(Dataset entries on figures)
- - - - -
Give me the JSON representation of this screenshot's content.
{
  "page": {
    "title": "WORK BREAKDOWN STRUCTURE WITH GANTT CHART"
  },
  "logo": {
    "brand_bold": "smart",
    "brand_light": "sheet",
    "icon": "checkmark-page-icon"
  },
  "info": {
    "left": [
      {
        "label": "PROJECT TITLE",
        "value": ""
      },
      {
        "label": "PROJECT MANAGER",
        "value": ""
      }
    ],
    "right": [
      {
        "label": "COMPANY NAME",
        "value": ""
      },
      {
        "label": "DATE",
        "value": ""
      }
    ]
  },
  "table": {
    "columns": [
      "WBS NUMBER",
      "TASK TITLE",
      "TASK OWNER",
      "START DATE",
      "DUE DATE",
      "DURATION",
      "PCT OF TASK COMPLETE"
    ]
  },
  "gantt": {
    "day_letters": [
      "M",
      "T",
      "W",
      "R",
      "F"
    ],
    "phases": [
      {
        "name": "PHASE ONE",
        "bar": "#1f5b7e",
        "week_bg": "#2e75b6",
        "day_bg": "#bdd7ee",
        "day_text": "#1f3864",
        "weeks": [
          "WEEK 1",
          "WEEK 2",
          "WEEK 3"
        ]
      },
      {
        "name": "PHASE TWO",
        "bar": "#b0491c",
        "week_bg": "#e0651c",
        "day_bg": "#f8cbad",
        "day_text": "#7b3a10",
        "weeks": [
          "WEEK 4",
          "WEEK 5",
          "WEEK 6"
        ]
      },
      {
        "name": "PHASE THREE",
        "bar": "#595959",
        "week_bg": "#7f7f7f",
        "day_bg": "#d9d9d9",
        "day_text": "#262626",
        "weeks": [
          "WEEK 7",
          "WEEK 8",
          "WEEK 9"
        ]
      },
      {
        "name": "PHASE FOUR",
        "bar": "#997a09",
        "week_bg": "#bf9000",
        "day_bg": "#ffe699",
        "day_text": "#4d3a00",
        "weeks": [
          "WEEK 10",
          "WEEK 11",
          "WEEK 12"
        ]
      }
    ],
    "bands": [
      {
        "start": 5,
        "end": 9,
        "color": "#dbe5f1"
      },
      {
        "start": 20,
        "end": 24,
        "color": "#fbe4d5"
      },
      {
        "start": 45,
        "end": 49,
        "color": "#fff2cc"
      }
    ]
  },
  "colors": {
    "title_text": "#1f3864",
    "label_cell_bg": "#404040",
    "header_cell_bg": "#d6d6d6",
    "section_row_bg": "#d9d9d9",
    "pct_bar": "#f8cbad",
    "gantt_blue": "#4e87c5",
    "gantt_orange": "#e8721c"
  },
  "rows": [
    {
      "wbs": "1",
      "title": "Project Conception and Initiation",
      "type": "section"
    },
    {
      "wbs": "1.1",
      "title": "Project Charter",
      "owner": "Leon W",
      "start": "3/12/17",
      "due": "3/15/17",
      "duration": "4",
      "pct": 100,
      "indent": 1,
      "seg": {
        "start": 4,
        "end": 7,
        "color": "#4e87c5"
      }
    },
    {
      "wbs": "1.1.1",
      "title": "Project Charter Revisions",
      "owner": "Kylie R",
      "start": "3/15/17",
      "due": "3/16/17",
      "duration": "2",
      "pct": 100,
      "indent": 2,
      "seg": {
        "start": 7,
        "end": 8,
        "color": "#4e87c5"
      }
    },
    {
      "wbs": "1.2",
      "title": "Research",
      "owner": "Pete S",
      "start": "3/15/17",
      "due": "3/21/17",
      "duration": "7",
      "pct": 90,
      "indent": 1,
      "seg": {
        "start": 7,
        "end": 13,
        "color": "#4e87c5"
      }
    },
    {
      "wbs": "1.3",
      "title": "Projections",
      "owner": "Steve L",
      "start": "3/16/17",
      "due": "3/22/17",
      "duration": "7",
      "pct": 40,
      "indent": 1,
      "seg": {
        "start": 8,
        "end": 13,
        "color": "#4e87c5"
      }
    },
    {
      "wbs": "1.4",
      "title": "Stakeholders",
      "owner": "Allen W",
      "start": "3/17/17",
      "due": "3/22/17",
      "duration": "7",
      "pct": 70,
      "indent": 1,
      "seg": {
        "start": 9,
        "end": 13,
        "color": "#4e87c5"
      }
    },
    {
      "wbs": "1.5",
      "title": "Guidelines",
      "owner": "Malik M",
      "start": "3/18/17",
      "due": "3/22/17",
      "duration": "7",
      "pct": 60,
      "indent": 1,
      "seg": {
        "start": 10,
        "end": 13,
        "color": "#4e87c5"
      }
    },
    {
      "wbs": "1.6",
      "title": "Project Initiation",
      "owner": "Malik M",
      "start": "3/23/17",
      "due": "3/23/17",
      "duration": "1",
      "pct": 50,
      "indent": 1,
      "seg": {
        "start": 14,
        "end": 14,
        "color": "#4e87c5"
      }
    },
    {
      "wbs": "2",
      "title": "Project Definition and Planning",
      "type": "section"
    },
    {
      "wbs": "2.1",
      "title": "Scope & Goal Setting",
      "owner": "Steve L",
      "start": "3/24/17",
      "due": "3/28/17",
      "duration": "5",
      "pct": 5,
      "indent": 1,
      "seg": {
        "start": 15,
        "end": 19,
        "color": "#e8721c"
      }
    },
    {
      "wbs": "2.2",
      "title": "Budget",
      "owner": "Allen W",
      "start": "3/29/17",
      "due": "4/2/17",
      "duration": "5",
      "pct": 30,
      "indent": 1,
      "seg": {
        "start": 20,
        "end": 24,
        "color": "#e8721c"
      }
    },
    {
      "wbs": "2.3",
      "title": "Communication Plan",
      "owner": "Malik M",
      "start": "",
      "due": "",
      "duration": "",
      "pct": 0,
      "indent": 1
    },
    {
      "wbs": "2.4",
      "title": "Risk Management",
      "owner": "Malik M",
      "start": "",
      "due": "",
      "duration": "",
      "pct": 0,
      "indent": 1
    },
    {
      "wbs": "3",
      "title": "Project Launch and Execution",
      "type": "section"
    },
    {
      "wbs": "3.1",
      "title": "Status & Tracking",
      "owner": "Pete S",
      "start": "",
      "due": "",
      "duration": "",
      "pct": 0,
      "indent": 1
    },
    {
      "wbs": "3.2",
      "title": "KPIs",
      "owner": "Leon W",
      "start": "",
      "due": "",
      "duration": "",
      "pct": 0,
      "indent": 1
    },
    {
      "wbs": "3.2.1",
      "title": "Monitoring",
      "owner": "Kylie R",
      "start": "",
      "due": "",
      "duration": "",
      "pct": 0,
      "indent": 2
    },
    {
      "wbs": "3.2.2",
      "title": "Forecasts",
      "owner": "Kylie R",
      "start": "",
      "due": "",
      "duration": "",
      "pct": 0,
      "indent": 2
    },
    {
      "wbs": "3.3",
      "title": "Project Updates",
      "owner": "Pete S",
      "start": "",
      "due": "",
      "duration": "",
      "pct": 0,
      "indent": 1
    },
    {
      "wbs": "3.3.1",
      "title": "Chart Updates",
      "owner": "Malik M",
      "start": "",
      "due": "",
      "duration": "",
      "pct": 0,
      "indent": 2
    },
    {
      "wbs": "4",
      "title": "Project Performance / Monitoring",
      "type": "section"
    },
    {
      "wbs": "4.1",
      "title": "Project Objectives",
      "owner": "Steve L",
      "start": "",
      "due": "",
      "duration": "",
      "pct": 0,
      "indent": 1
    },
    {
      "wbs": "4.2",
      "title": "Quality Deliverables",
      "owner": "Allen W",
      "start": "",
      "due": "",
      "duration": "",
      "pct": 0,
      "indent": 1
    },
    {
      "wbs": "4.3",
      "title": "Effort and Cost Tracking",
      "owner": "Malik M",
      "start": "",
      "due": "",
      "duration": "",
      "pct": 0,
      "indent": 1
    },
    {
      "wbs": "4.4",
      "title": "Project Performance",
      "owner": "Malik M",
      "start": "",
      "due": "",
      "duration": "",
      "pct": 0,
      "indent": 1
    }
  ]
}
- - - - -
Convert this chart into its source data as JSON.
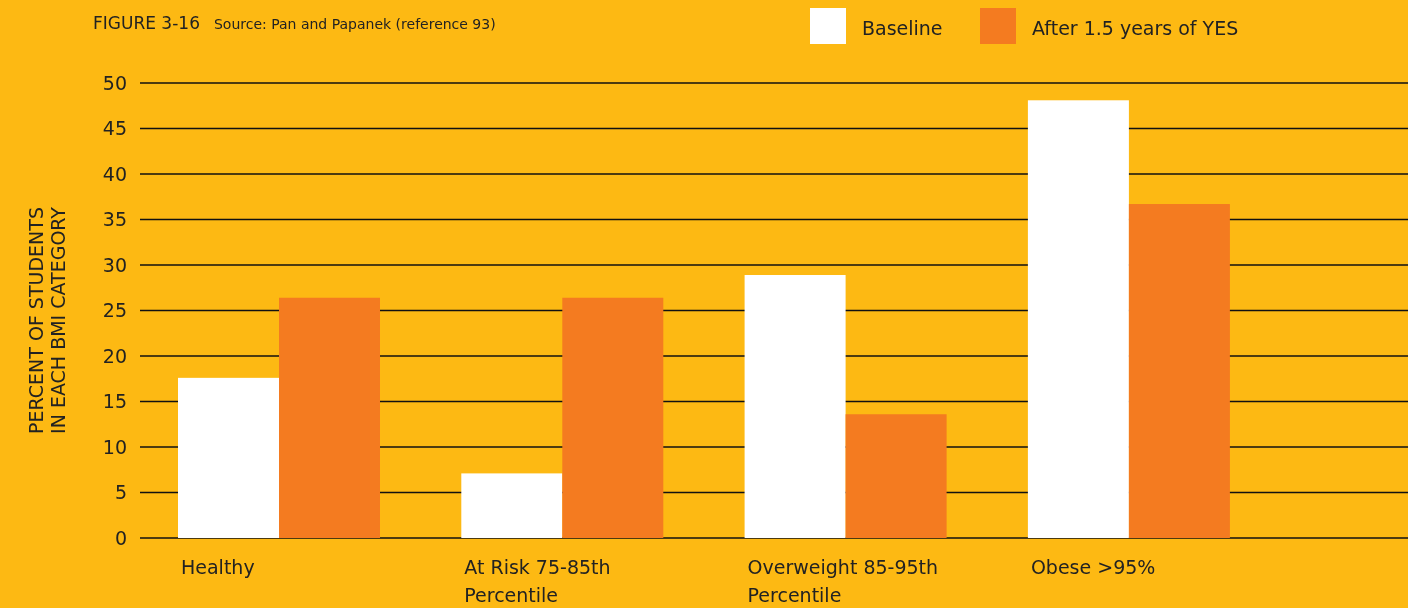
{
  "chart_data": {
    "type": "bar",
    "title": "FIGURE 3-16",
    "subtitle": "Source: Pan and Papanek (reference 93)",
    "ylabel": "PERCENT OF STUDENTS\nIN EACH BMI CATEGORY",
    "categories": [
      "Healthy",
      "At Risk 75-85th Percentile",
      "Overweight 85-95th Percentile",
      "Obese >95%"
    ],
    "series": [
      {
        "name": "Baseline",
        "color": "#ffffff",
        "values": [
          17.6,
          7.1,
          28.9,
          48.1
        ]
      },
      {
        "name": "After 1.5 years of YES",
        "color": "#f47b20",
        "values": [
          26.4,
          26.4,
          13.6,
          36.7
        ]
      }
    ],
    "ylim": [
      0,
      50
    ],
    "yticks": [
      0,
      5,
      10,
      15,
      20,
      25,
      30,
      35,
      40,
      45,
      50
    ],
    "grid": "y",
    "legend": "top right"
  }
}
- - - - -
• **Task prompt**
Say how many lines in this material hold "Risk", and say nothing else.

• **Exercise answer**
2